Every line of the material below must be repeated exactly.

::::::::::

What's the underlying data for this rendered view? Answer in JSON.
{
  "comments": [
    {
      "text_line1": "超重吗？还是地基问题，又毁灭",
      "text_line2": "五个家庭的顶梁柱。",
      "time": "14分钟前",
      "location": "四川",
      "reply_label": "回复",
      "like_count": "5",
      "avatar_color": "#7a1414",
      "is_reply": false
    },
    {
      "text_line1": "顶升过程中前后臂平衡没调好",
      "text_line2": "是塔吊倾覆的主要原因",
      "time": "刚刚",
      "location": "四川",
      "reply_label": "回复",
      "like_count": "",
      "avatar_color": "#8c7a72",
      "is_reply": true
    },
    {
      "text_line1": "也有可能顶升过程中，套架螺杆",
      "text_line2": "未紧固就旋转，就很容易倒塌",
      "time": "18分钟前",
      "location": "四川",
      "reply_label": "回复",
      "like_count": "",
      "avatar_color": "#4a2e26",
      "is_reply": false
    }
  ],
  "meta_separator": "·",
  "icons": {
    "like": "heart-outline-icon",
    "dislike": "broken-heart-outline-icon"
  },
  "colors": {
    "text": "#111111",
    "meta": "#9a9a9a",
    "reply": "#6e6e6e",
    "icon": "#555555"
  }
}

::::::::::

▶ Exercise answer:
What's the underlying data for this rendered view? Answer in JSON.
{
  "comments": [
    {
      "text_line1": "超重吗？还是地基问题，又毁灭",
      "text_line2": "五个家庭的顶梁柱。",
      "time": "14分钟前",
      "location": "四川",
      "reply_label": "回复",
      "like_count": "5",
      "avatar_color": "#7a1414",
      "is_reply": false
    },
    {
      "text_line1": "顶升过程中前后臂平衡没调好",
      "text_line2": "是塔吊倾覆的主要原因",
      "time": "刚刚",
      "location": "四川",
      "reply_label": "回复",
      "like_count": "",
      "avatar_color": "#8c7a72",
      "is_reply": true
    },
    {
      "text_line1": "也有可能顶升过程中，套架螺杆",
      "text_line2": "未紧固就旋转，就很容易倒塌",
      "time": "18分钟前",
      "location": "四川",
      "reply_label": "回复",
      "like_count": "",
      "avatar_color": "#4a2e26",
      "is_reply": false
    }
  ],
  "meta_separator": "·",
  "icons": {
    "like": "heart-outline-icon",
    "dislike": "broken-heart-outline-icon"
  },
  "colors": {
    "text": "#111111",
    "meta": "#9a9a9a",
    "reply": "#6e6e6e",
    "icon": "#555555"
  }
}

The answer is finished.